● **SÉRIE DE TÂCHES**
[1] Relevez toutes les dates citées dans l'article sur le contrat de génération.
[2] Reprenez l'article sur le contrat de génération à la suite de sa dernière phrase.

Le flop du contrat de génération

Le flop du contrat de génération
Le contrat de génération visait à combattre le chômage des jeunes et des seniors tout en favorisant la transmission des savoir-faire. - © funstock

Destiné à favoriser le maintien de l’emploi des seniors et l’embauche des jeunes, le dispositif ne présente pas vraiment d’attrait pour les entreprises.

Combattre le chômage des jeunes et des seniors tout en favorisant la transmission des savoir-faire : les objectifs étaient louables, la mise en application est un échec. La Cour des comptes détaille les raisons du flop du contrat de génération, entré en vigueur en mars 2013, dans son rapport annuel publié mercredi 10 février.

« Fin juillet 2015, seulement 40 300 contrats assortis d’une aide [financière] avaient été signés, alors que plus de 220 000 étaient espérés à cette date pour parvenir à un total de 500 000 contrats à l’échéance 2017 », selon l’institution.

Malgré « les précautions prises pour éviter les ‘‘effets d’aubaine’’, le contrat de génération bénéficie aujourd’hui prioritairement à des jeunes relativement qualifiés et déjà présents dans les entreprises », précisent les magistrats de la Cour des comptes.

Ainsi, dans la plupart des cas, même sans le dispositif, les entreprises auraient embauché les jeunes concernés.

Un dispositif contraignant

De nombreuses entreprises employant plus de 50 salariés ont considéré le contrat de génération « comme une contrainte et non et comme une opportunité ».

En outre, l’institution déplore le champ d’application de l’aide financière, « tout particulièrement du fait de l’exclusion des entreprises appartenant à un groupe de plus de 300 salariés ».

Dans le secteur du commerce et de la distribution, beaucoup d’entreprises ne peuvent bénéficier de la subvention, « au motif qu’elles sont filiales d’un groupe de plus de 300 salariés, alors même que ces entreprises ont en réalité une gestion autonome ».

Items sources
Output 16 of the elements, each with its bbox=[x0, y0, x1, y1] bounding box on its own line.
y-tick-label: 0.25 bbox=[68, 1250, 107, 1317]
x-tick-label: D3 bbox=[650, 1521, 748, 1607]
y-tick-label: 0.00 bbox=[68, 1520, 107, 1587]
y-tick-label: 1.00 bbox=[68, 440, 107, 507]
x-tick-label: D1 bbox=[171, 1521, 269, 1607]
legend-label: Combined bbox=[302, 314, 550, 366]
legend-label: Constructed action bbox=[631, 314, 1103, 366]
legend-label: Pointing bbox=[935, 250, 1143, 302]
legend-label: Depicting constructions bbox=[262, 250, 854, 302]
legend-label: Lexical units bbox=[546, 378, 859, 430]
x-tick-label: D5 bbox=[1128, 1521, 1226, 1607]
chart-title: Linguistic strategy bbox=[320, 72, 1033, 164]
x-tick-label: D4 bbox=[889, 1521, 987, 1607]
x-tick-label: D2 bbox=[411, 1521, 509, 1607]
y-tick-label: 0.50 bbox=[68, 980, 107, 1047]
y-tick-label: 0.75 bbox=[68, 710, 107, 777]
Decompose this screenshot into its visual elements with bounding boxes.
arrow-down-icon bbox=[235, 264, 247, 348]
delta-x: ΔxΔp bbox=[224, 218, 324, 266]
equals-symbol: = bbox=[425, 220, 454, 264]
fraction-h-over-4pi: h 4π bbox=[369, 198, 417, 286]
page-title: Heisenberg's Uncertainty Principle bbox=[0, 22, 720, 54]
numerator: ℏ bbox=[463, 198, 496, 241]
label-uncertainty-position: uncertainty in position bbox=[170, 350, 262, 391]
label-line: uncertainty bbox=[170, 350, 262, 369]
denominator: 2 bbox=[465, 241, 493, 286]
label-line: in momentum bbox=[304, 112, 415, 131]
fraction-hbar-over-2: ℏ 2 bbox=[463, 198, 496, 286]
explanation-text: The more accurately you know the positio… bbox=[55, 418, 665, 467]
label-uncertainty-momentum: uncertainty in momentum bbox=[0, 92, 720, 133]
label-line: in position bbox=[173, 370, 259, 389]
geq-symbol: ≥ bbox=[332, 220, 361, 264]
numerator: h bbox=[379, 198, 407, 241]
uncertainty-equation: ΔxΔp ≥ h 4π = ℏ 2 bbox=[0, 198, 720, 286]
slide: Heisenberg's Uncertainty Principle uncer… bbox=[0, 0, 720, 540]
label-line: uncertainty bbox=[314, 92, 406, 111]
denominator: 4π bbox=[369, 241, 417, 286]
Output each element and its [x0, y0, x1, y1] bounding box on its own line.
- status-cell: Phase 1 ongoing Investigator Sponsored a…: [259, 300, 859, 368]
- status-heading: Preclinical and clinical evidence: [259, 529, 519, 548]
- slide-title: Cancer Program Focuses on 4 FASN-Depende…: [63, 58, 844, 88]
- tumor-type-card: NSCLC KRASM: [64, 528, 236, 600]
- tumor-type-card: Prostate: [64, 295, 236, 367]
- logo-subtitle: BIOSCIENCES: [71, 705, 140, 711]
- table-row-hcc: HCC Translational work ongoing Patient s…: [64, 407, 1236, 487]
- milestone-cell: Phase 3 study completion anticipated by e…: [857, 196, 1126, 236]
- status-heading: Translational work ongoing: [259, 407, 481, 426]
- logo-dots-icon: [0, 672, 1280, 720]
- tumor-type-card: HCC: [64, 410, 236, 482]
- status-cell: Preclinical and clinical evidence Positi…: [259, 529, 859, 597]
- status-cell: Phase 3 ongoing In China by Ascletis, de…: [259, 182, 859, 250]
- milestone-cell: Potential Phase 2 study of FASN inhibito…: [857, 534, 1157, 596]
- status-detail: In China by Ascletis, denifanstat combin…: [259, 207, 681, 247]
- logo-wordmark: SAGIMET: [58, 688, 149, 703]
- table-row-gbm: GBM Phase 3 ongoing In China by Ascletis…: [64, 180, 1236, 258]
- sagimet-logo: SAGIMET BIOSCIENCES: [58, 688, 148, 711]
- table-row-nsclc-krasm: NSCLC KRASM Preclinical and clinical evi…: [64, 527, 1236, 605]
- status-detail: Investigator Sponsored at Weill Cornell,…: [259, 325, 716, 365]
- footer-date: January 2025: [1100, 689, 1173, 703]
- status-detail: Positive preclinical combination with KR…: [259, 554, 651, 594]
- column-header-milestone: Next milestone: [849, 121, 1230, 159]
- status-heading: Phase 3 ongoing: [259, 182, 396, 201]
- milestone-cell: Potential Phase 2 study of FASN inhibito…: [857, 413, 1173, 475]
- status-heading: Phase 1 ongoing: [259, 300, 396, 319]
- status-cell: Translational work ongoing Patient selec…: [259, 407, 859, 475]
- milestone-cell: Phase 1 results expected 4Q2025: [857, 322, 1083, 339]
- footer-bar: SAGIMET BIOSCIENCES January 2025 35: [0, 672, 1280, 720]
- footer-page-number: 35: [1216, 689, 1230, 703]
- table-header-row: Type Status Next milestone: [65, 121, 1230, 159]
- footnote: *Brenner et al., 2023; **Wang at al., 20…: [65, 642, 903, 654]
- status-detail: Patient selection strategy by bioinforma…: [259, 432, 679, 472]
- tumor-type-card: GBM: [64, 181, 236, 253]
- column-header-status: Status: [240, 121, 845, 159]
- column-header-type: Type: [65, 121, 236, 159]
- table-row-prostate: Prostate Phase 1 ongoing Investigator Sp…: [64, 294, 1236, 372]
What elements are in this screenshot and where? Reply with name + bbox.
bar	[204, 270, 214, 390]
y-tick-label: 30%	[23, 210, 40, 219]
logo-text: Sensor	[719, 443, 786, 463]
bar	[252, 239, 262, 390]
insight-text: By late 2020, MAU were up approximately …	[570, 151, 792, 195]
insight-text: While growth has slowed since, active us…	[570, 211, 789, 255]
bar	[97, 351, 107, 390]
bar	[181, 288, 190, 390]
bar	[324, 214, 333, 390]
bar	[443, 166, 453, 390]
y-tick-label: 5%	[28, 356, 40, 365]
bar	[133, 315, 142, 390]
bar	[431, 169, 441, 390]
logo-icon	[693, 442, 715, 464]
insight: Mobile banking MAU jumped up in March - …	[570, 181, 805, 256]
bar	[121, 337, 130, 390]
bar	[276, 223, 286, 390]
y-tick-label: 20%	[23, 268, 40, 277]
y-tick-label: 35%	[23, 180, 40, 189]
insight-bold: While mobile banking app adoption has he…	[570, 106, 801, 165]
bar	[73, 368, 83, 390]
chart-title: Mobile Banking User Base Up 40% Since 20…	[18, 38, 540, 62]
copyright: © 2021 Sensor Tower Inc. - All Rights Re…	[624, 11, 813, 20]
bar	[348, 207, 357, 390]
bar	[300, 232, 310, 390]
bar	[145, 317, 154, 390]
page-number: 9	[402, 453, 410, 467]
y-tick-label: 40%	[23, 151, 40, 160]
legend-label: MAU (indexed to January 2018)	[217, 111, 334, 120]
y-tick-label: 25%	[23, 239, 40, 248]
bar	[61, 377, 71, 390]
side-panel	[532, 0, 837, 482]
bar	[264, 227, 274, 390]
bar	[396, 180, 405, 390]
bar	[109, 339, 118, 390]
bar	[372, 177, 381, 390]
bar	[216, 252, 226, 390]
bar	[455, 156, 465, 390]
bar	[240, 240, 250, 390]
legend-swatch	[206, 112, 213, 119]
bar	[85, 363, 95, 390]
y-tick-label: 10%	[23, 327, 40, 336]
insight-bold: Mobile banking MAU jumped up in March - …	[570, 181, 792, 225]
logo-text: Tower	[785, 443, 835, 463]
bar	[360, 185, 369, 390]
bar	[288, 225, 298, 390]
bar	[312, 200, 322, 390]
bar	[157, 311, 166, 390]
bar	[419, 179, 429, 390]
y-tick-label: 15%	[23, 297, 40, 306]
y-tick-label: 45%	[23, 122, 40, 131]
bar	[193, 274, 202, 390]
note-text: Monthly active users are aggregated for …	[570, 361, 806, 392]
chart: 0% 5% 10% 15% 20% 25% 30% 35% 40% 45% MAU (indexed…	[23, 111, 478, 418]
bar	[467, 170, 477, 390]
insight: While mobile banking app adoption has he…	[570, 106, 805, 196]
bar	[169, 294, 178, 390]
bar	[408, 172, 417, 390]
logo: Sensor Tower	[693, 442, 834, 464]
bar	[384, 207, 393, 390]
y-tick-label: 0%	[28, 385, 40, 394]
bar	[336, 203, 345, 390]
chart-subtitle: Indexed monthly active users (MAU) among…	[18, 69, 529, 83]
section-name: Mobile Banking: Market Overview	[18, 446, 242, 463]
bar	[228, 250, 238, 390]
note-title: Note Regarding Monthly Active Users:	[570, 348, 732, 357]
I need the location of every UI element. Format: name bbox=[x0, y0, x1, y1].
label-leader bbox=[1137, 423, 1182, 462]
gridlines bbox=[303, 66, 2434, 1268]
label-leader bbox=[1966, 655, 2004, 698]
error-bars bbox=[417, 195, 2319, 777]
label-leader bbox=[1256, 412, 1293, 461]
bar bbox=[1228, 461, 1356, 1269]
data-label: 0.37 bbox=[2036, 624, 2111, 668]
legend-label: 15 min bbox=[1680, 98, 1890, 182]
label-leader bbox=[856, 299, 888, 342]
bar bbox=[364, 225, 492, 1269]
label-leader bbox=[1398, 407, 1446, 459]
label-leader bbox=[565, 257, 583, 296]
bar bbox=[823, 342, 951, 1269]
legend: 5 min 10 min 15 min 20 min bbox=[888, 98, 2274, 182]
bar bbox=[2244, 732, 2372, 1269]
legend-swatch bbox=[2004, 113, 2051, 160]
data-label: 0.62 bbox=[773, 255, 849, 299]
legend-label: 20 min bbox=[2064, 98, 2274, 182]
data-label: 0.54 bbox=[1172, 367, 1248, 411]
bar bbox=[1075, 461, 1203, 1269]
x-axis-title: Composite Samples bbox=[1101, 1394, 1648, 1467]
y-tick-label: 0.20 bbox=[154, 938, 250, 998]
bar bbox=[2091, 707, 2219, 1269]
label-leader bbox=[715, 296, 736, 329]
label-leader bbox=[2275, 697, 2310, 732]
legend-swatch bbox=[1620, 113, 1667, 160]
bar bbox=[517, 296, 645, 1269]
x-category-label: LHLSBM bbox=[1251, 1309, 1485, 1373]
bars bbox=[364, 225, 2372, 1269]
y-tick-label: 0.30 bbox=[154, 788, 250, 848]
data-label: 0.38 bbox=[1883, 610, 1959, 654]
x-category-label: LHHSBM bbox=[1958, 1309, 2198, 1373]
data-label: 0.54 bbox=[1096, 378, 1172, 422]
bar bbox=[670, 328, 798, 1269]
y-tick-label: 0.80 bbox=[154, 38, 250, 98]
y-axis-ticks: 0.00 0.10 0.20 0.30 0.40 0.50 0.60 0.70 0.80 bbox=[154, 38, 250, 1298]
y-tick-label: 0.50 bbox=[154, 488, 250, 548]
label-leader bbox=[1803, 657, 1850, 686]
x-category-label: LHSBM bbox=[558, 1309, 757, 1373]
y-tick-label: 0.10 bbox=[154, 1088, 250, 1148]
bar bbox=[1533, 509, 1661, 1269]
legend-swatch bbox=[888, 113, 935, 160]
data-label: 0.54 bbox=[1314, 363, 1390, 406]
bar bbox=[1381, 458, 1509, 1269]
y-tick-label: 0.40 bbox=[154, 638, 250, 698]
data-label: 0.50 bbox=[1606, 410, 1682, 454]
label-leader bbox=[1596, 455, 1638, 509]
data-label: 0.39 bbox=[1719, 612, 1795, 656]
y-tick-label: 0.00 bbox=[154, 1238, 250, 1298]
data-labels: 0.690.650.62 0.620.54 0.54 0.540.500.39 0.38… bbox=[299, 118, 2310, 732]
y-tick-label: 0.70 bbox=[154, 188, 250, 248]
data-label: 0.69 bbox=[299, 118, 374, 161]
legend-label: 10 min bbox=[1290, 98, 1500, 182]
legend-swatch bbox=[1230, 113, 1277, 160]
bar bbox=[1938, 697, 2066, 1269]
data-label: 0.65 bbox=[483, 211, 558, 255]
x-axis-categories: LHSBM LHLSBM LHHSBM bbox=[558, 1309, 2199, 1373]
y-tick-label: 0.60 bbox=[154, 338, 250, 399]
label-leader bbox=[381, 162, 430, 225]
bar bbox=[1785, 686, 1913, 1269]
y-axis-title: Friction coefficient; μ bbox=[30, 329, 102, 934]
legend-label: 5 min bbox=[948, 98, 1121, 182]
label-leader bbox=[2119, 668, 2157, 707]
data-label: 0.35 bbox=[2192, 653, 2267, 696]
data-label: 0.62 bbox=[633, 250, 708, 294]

● **CORRIGÉ DE L'EXERCICE**
[1] mars 2013 ; mercredi 10 février ; fin juillet 2015 ; 2017

[2]
Pas un facteur d’embauche déterminant

« La moitié des entreprises interrogées ont indiqué […] que l’aide financière constituait un avantage appréciable, mais que leurs décisions de recrutement étaient essentiellement liées à leurs propres perspectives d’activité », écrivent les magistrats.

Des règles distinctes selon la taille de l’entreprise

Les règles du contrat de génération ne sont pas uniformes :

  • les entreprises de moins de 50 salariés perçoivent une aide quand elles en remplissent les conditions ;
  • les entreprises de 50 à 299 salariés ont droit à l’aide mais elles sont incitées à négocier un accord collectif ou à prévoir un plan d’action en faveur de l’emploi des jeunes et des seniors ;
  • les entreprises de plus de 300 salariés doivent élaborer un plan d’action en faveur de l’emploi des jeunes et des seniors. La subvention ne leur est pas ouverte.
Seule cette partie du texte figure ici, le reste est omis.